------ DATA SUPPLIED ------
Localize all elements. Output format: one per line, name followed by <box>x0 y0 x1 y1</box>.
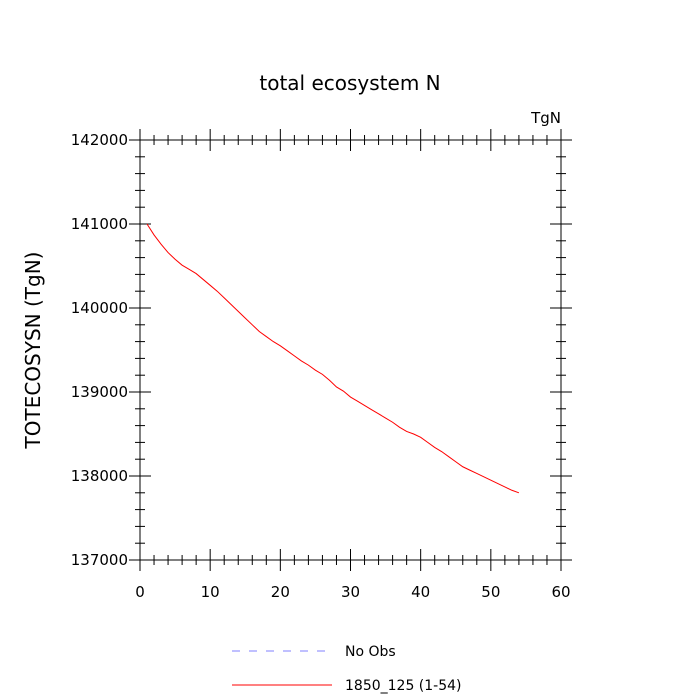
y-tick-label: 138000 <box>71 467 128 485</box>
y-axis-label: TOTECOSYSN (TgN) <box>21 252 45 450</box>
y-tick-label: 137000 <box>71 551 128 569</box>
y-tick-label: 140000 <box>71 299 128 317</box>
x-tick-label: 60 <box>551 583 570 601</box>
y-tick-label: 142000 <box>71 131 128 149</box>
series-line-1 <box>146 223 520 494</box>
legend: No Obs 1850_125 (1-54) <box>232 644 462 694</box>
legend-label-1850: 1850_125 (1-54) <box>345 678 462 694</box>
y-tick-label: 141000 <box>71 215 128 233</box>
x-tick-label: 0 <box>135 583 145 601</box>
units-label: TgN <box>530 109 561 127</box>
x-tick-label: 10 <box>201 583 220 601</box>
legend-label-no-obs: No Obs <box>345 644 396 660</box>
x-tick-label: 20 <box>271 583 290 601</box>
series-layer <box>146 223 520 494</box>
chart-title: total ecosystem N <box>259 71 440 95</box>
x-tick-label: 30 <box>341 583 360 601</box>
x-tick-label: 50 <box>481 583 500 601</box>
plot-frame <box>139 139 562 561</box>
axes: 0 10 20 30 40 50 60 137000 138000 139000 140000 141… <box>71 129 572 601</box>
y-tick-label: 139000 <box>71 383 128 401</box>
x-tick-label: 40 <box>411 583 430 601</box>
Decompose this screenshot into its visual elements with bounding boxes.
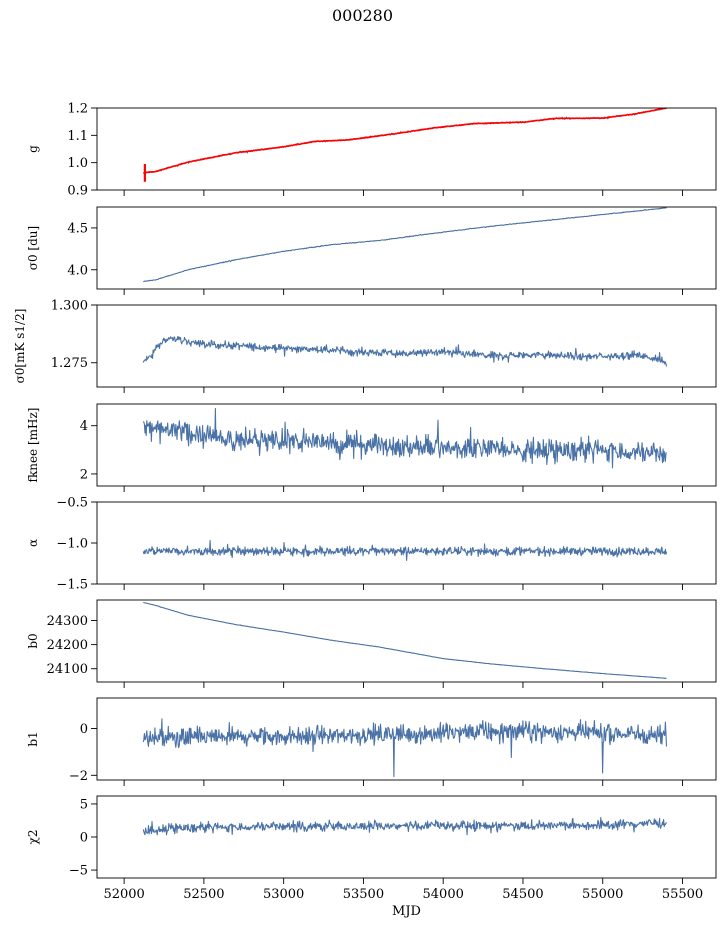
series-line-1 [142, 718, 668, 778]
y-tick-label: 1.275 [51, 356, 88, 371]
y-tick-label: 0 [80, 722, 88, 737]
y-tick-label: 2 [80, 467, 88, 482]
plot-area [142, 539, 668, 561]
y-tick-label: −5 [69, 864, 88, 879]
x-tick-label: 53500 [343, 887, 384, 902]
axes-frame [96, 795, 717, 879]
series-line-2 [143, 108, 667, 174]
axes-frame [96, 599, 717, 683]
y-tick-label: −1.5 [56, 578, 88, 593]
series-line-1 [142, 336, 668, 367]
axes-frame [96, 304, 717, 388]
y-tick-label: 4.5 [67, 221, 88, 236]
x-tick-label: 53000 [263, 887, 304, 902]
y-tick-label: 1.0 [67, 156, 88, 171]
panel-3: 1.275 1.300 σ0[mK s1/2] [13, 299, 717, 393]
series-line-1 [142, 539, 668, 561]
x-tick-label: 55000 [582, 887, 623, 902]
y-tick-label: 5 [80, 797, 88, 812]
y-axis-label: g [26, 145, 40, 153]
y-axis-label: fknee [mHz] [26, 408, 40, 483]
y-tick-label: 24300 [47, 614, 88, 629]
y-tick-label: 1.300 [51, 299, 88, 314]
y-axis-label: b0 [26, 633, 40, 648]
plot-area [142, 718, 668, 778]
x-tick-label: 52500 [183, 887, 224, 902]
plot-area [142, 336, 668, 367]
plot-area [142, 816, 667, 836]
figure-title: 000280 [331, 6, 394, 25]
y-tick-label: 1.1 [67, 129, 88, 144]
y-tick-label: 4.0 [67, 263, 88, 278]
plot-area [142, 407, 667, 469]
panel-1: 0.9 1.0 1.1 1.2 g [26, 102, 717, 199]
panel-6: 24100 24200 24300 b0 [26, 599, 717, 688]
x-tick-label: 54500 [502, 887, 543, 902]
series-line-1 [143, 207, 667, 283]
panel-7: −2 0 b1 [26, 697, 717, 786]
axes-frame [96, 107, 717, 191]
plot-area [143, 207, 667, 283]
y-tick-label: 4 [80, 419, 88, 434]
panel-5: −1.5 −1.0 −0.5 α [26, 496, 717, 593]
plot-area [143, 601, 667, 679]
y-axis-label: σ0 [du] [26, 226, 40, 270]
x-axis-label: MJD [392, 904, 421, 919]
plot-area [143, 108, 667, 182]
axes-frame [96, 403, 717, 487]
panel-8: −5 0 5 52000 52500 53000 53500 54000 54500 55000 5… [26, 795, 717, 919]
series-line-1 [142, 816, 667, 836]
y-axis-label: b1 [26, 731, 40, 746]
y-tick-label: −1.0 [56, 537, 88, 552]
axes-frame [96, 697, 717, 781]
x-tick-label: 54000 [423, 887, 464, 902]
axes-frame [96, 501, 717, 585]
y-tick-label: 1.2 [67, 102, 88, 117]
------
*DESCRIPTION OF THE TASK*: Reproduce all of the rows above verbatim, leaving out the pictures.

*RESPONSE*:
Localize all elements. Output format: one per line, name followed by <box>x0 y0 x1 y1</box>.
y-tick-label: 138000 <box>71 467 128 485</box>
y-axis-label: TOTECOSYSN (TgN) <box>21 252 45 450</box>
y-tick-label: 137000 <box>71 551 128 569</box>
y-tick-label: 140000 <box>71 299 128 317</box>
x-tick-label: 60 <box>551 583 570 601</box>
y-tick-label: 142000 <box>71 131 128 149</box>
series-line-1 <box>146 223 520 494</box>
legend: No Obs 1850_125 (1-54) <box>232 644 462 694</box>
legend-label-1850: 1850_125 (1-54) <box>345 678 462 694</box>
y-tick-label: 141000 <box>71 215 128 233</box>
x-tick-label: 0 <box>135 583 145 601</box>
units-label: TgN <box>530 109 561 127</box>
x-tick-label: 10 <box>201 583 220 601</box>
legend-label-no-obs: No Obs <box>345 644 396 660</box>
x-tick-label: 20 <box>271 583 290 601</box>
series-layer <box>146 223 520 494</box>
chart-title: total ecosystem N <box>259 71 440 95</box>
x-tick-label: 30 <box>341 583 360 601</box>
x-tick-label: 50 <box>481 583 500 601</box>
plot-frame <box>139 139 562 561</box>
axes: 0 10 20 30 40 50 60 137000 138000 139000 140000 141… <box>71 129 572 601</box>
y-tick-label: 139000 <box>71 383 128 401</box>
x-tick-label: 40 <box>411 583 430 601</box>
Decompose this screenshot into its visual elements with bounding boxes.
series-line-1 [142, 718, 668, 778]
y-tick-label: 1.275 [51, 356, 88, 371]
y-tick-label: 0 [80, 722, 88, 737]
y-tick-label: 2 [80, 467, 88, 482]
plot-area [142, 539, 668, 561]
y-tick-label: −5 [69, 864, 88, 879]
x-tick-label: 53500 [343, 887, 384, 902]
axes-frame [96, 795, 717, 879]
series-line-2 [143, 108, 667, 174]
axes-frame [96, 599, 717, 683]
y-tick-label: −1.5 [56, 578, 88, 593]
series-line-1 [142, 336, 668, 367]
axes-frame [96, 304, 717, 388]
y-tick-label: 4.5 [67, 221, 88, 236]
x-tick-label: 53000 [263, 887, 304, 902]
y-tick-label: 1.0 [67, 156, 88, 171]
panel-3: 1.275 1.300 σ0[mK s1/2] [13, 299, 717, 393]
series-line-1 [142, 539, 668, 561]
x-tick-label: 55000 [582, 887, 623, 902]
y-tick-label: 5 [80, 797, 88, 812]
y-axis-label: g [26, 145, 40, 153]
y-axis-label: fknee [mHz] [26, 408, 40, 483]
y-tick-label: 24300 [47, 614, 88, 629]
y-tick-label: 1.300 [51, 299, 88, 314]
y-axis-label: b0 [26, 633, 40, 648]
plot-area [142, 718, 668, 778]
x-tick-label: 52500 [183, 887, 224, 902]
plot-area [142, 336, 668, 367]
plot-area [142, 816, 667, 836]
figure-title: 000280 [331, 6, 394, 25]
y-tick-label: 1.1 [67, 129, 88, 144]
y-tick-label: 4.0 [67, 263, 88, 278]
plot-area [142, 407, 667, 469]
panel-1: 0.9 1.0 1.1 1.2 g [26, 102, 717, 199]
panel-6: 24100 24200 24300 b0 [26, 599, 717, 688]
x-tick-label: 54500 [502, 887, 543, 902]
series-line-1 [143, 207, 667, 283]
panel-7: −2 0 b1 [26, 697, 717, 786]
axes-frame [96, 107, 717, 191]
plot-area [143, 207, 667, 283]
y-tick-label: 4 [80, 419, 88, 434]
panel-5: −1.5 −1.0 −0.5 α [26, 496, 717, 593]
plot-area [143, 601, 667, 679]
y-axis-label: σ0 [du] [26, 226, 40, 270]
x-axis-label: MJD [392, 904, 421, 919]
plot-area [143, 108, 667, 182]
axes-frame [96, 403, 717, 487]
panel-8: −5 0 5 52000 52500 53000 53500 54000 54500 55000 5… [26, 795, 717, 919]
series-line-1 [142, 816, 667, 836]
y-axis-label: b1 [26, 731, 40, 746]
y-tick-label: −1.0 [56, 537, 88, 552]
axes-frame [96, 697, 717, 781]
x-tick-label: 54000 [423, 887, 464, 902]
axes-frame [96, 501, 717, 585]
y-tick-label: 1.2 [67, 102, 88, 117]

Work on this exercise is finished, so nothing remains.